En 1827, le vieux Friedrich Schlegel, qui avait été avec Novalis l’un
des collaborateurs les plus énergiques de la revue Athenäum et du premier cercle
romantique – dit « cercle d’Iéna » – donnait à Vienne un cours
intitulé Philosophie des Lebens. La
Petite Bibliothèque Rivages Poche en publiait en 2013 la première leçon. Les
traductions françaises de Schlegel sont chose assez rare ; ce bref ouvrage
nous a paru mériter un résumé, destiné avant tout à ceux qui ne le liront pas.
Après
le décès de Novalis en 1801 et la dissolution du cercle de l’Athenäum, Schlegel suivit un itinéraire
passionnant. Celui qui avait dans sa jeunesse consacré maints efforts à l’étude
de l’Antiquité gréco-latine devint à l’aube du XIXème siècle un
pionnier de la recherche indianiste, dont il se détourna finalement. Converti
au catholicisme, il se rapprocha des courants politiques les plus conservateurs
et accompagna Metternich, au service duquel il était entré comme secrétaire, au
Congrès de Vienne de 1815. L’enseignement de la philosophie occupa dans la
dernière partie de sa vie, teintée de mysticisme, une place centrale. Avant de
mourir à Dresde en 1828, il donna à Vienne deux cycles de cours qui ont marqué
l’histoire intellectuelle de l’Allemagne : l’un de ces cours avait pour
sujet la « philosophie du langage et des mots » – Schlegel a été l’un
des philologues les plus importants de son temps – l’autre la
« philosophie de la vie ».
Rivages Poche ne met malheureuseument à
la disposition du lecteur francophone que la première leçon d’un cours qui en
compte quinze. Une simple entrée en matière donc, tout juste le temps pour le
penseur allemand de planter le décor, tout juste le temps pour nous de goûter à
une philosophie dont la première qualité consiste à se donner l’éclat d’une
parole haute et claire et la force de la poésie. La traduction de Nicolas
Waquet nous l’offre d’ailleurs exprimée dans un français cristallin, à la fois
aigu et limpide, ce même français dans lequel est rédigée la brève
introduction. Ici se manifeste une fois de plus la vertu inestimable contenue
dans l’obligation – ou le choix – de faire court.

Entrées d'annotation spatiale:

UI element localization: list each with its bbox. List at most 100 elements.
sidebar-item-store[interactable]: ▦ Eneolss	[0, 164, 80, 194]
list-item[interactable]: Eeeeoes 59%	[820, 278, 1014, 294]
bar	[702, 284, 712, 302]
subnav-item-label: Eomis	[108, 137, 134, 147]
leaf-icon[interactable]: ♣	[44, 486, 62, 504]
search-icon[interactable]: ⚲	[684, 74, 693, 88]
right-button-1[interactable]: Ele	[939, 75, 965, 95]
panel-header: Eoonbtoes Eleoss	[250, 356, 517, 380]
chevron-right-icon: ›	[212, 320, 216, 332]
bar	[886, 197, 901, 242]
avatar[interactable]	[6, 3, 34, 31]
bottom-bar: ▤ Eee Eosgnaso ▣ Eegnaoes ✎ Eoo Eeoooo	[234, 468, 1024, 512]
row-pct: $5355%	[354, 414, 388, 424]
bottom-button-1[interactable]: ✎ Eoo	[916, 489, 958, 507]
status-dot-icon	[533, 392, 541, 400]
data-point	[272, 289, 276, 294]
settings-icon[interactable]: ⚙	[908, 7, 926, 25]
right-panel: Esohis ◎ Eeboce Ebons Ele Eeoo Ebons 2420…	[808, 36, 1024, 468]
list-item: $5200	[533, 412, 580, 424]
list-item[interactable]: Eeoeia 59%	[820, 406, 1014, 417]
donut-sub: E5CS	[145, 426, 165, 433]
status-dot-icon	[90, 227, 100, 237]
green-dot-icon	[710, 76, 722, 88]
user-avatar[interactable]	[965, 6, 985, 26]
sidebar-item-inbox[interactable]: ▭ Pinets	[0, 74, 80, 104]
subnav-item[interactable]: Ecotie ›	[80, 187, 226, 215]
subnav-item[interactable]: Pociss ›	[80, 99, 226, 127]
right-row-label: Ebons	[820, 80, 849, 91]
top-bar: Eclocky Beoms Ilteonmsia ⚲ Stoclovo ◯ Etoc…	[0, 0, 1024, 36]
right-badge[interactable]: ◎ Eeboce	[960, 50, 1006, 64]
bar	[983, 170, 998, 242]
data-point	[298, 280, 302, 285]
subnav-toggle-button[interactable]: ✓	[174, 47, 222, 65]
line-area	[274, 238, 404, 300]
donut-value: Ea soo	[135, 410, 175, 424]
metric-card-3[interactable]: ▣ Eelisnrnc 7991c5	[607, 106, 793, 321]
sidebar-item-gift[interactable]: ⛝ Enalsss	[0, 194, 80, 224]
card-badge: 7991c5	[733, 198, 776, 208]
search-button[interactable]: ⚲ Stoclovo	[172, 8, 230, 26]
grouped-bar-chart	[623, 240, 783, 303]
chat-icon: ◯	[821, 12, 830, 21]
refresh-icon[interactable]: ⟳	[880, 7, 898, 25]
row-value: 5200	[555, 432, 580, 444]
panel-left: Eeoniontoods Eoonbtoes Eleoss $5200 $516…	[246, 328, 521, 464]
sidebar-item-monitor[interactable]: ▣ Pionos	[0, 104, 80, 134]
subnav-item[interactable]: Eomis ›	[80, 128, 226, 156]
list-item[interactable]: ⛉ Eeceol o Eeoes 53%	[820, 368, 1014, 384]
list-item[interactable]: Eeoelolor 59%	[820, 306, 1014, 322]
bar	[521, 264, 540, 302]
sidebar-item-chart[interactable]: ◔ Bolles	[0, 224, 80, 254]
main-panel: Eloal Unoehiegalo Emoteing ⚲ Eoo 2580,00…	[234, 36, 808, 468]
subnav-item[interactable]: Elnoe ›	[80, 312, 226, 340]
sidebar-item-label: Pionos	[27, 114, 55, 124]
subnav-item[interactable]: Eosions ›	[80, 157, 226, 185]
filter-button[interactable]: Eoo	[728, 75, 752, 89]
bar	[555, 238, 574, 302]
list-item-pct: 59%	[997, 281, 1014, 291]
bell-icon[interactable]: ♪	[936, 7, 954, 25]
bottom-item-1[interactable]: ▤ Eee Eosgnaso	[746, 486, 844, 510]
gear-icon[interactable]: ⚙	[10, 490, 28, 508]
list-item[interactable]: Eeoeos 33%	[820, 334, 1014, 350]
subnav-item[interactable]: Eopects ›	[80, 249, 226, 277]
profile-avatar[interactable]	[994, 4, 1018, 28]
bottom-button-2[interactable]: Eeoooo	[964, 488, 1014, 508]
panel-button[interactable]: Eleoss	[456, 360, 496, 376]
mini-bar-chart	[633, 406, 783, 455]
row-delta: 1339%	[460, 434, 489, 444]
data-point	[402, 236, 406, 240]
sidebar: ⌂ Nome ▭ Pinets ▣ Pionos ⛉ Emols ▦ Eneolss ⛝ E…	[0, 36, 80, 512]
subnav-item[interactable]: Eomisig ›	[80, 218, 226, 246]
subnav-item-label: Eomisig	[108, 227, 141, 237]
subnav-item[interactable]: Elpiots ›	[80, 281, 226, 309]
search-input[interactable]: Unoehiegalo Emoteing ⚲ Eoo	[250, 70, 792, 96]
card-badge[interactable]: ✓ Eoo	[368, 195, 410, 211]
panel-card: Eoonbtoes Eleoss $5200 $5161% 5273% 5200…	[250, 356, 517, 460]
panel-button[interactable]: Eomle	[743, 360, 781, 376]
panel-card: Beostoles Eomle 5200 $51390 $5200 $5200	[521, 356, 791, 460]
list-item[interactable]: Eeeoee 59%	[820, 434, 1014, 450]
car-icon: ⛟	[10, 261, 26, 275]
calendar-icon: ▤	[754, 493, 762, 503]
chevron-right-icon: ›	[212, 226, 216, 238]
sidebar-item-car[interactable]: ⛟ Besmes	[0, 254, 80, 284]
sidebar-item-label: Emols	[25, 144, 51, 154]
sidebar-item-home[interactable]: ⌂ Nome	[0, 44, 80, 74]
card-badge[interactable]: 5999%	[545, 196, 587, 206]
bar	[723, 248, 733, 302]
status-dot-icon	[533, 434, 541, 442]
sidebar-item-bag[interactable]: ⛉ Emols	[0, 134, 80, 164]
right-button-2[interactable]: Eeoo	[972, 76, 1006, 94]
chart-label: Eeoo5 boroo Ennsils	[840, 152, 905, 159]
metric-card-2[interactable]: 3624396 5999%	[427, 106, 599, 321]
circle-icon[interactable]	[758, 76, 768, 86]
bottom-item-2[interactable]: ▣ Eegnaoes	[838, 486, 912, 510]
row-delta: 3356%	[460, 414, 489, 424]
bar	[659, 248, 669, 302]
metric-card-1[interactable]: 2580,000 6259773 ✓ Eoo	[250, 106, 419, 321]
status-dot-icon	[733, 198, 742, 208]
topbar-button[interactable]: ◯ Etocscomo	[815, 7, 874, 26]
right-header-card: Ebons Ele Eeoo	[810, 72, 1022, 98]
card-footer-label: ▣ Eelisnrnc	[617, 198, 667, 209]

» **Consignes**:
1. D'après le texte sur Friedrich Schlegel, en quelle année et dans quelle ville donna-t-il le cours intitulé Philosophie des Lebens ?
2. Poursuivez le texte sur Friedrich Schlegel à partir de sa dernière phrase.

» **Réponses aux consignes**:
1. En 1827, à Vienne.

2.
Cette première leçon, intitulée « De l’âme pensante comme centre de la
conscience. Des erreurs de la raison. » s’emploie à défricher le terrain et poser les fondements de la
« philosophie de la vie » défendue par Schlegel. Ce dernier s’efforce
tout d’abord d’identifier et de réfuter les erreurs qui empêchent habituellement
les philosophes de se donner le juste point de départ. Il s’agit en premier
lieu d’éviter l’écueil consistant à trop regarder vers le Ciel – c’est-à-dire à
tomber dans l’abstraction excessive, péché commis par Platon dans sa République – ou à embourber son regard
dans la Terre en cherchant à « s’immiscer
de force dans la réalité extérieure ». La philosophie de la vie trouve
son espace propre entre Ciel et Terre, dans la sphère où se déploie l’activité
de l’esprit humain.
La pensée doit ainsi éviter tout
engagement dans la théologie ou la politique afin de demeurer indépendante, car
c’est son indépendance qui la fera fructueuse et « salutaire ». Elle doit tout autant se défier des
spéculations qui prétendent rayonner depuis les hautes sphères en se donnant
l’inintelligible pour objet. Schlegel s’attaque ici sans les nommer aux travaux
de la pensée idéaliste allemande pour laquelle il s’était lui-même enthousiasmé
par le passé.
Le vieux professeur viennois en profite
pour juger sévèrement bien qu’implicitement certains enthousiasmes
juvéniles : « Complètement
subjuguées, transportées par une fausse exaltation, certaines [âmes juvéniles]
peuvent alors éprouver la tentation de constituer, de créer, pour ainsi dire,
une nouvelle religion qui leur soit propre, tandis que d’autres peuvent
ressentir le besoin de blâmer et de changer tout ce qui existe déjà pour
réformer le monde à la lumière des notions qu’elles viennent
d’assimiler. » Difficile de ne pas songer ici aux affirmations hardies
des rédacteurs de l’Athenäum.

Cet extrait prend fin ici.